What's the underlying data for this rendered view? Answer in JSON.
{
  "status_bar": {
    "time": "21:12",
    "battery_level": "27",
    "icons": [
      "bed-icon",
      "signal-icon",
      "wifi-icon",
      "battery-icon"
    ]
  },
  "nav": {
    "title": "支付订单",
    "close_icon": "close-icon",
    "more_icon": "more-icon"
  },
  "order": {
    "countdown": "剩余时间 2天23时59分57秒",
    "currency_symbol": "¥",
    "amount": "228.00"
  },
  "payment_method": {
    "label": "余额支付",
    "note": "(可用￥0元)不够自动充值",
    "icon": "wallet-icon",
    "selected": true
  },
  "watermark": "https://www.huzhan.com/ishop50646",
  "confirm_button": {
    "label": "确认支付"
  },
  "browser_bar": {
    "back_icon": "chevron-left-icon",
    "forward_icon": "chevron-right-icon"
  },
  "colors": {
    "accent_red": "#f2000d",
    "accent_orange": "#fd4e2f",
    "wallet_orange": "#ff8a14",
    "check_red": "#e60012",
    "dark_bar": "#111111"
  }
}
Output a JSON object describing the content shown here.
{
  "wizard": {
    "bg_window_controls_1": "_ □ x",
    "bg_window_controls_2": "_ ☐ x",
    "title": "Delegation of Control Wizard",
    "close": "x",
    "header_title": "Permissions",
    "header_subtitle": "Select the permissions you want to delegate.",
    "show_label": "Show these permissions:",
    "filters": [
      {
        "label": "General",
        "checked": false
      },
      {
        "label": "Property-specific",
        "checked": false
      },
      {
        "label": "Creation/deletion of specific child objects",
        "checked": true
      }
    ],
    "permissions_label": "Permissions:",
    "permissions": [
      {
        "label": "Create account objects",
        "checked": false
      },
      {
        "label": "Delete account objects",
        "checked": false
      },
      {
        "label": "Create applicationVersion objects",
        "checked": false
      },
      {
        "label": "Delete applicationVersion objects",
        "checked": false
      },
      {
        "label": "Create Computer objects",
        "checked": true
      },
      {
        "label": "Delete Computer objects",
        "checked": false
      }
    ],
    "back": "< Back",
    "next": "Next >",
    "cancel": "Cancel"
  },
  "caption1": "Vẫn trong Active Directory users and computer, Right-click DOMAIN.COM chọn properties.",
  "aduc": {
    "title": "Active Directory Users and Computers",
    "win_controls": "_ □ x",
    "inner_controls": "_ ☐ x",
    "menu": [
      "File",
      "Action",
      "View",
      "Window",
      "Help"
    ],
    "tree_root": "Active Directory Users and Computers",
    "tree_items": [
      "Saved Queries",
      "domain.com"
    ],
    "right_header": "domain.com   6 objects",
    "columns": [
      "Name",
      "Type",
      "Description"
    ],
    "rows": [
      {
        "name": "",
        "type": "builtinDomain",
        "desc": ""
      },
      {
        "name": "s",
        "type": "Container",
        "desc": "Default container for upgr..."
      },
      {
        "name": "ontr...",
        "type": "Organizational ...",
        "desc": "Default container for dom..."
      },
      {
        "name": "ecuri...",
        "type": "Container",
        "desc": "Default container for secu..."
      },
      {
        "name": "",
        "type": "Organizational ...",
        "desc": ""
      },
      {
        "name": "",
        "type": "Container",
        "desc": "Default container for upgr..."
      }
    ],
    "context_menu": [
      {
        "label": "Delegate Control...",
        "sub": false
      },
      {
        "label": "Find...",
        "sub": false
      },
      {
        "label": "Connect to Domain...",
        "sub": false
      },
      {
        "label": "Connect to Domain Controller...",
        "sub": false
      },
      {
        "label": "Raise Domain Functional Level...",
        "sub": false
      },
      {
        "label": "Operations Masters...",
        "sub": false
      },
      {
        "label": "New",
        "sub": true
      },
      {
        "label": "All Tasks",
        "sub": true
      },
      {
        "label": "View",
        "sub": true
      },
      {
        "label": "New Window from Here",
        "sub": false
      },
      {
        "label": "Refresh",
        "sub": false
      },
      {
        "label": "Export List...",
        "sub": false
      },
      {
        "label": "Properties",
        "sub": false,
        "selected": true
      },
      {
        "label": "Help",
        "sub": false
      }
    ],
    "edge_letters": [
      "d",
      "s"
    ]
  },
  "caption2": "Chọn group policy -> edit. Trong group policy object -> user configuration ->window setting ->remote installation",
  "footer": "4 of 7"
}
=-=-=-=-=
=== Exercise goal ===
The listing above should be transcribed in full, exactly as written.

=== Expected output ===
What's the underlying data for this rendered view? Answer in JSON.
{
  "status_bar": {
    "time": "21:12",
    "battery_level": "27",
    "icons": [
      "bed-icon",
      "signal-icon",
      "wifi-icon",
      "battery-icon"
    ]
  },
  "nav": {
    "title": "支付订单",
    "close_icon": "close-icon",
    "more_icon": "more-icon"
  },
  "order": {
    "countdown": "剩余时间 2天23时59分57秒",
    "currency_symbol": "¥",
    "amount": "228.00"
  },
  "payment_method": {
    "label": "余额支付",
    "note": "(可用￥0元)不够自动充值",
    "icon": "wallet-icon",
    "selected": true
  },
  "watermark": "https://www.huzhan.com/ishop50646",
  "confirm_button": {
    "label": "确认支付"
  },
  "browser_bar": {
    "back_icon": "chevron-left-icon",
    "forward_icon": "chevron-right-icon"
  },
  "colors": {
    "accent_red": "#f2000d",
    "accent_orange": "#fd4e2f",
    "wallet_orange": "#ff8a14",
    "check_red": "#e60012",
    "dark_bar": "#111111"
  }
}
Output a JSON object describing the content shown here.
{
  "wizard": {
    "bg_window_controls_1": "_ □ x",
    "bg_window_controls_2": "_ ☐ x",
    "title": "Delegation of Control Wizard",
    "close": "x",
    "header_title": "Permissions",
    "header_subtitle": "Select the permissions you want to delegate.",
    "show_label": "Show these permissions:",
    "filters": [
      {
        "label": "General",
        "checked": false
      },
      {
        "label": "Property-specific",
        "checked": false
      },
      {
        "label": "Creation/deletion of specific child objects",
        "checked": true
      }
    ],
    "permissions_label": "Permissions:",
    "permissions": [
      {
        "label": "Create account objects",
        "checked": false
      },
      {
        "label": "Delete account objects",
        "checked": false
      },
      {
        "label": "Create applicationVersion objects",
        "checked": false
      },
      {
        "label": "Delete applicationVersion objects",
        "checked": false
      },
      {
        "label": "Create Computer objects",
        "checked": true
      },
      {
        "label": "Delete Computer objects",
        "checked": false
      }
    ],
    "back": "< Back",
    "next": "Next >",
    "cancel": "Cancel"
  },
  "caption1": "Vẫn trong Active Directory users and computer, Right-click DOMAIN.COM chọn properties.",
  "aduc": {
    "title": "Active Directory Users and Computers",
    "win_controls": "_ □ x",
    "inner_controls": "_ ☐ x",
    "menu": [
      "File",
      "Action",
      "View",
      "Window",
      "Help"
    ],
    "tree_root": "Active Directory Users and Computers",
    "tree_items": [
      "Saved Queries",
      "domain.com"
    ],
    "right_header": "domain.com   6 objects",
    "columns": [
      "Name",
      "Type",
      "Description"
    ],
    "rows": [
      {
        "name": "",
        "type": "builtinDomain",
        "desc": ""
      },
      {
        "name": "s",
        "type": "Container",
        "desc": "Default container for upgr..."
      },
      {
        "name": "ontr...",
        "type": "Organizational ...",
        "desc": "Default container for dom..."
      },
      {
        "name": "ecuri...",
        "type": "Container",
        "desc": "Default container for secu..."
      },
      {
        "name": "",
        "type": "Organizational ...",
        "desc": ""
      },
      {
        "name": "",
        "type": "Container",
        "desc": "Default container for upgr..."
      }
    ],
    "context_menu": [
      {
        "label": "Delegate Control...",
        "sub": false
      },
      {
        "label": "Find...",
        "sub": false
      },
      {
        "label": "Connect to Domain...",
        "sub": false
      },
      {
        "label": "Connect to Domain Controller...",
        "sub": false
      },
      {
        "label": "Raise Domain Functional Level...",
        "sub": false
      },
      {
        "label": "Operations Masters...",
        "sub": false
      },
      {
        "label": "New",
        "sub": true
      },
      {
        "label": "All Tasks",
        "sub": true
      },
      {
        "label": "View",
        "sub": true
      },
      {
        "label": "New Window from Here",
        "sub": false
      },
      {
        "label": "Refresh",
        "sub": false
      },
      {
        "label": "Export List...",
        "sub": false
      },
      {
        "label": "Properties",
        "sub": false,
        "selected": true
      },
      {
        "label": "Help",
        "sub": false
      }
    ],
    "edge_letters": [
      "d",
      "s"
    ]
  },
  "caption2": "Chọn group policy -> edit. Trong group policy object -> user configuration ->window setting ->remote installation",
  "footer": "4 of 7"
}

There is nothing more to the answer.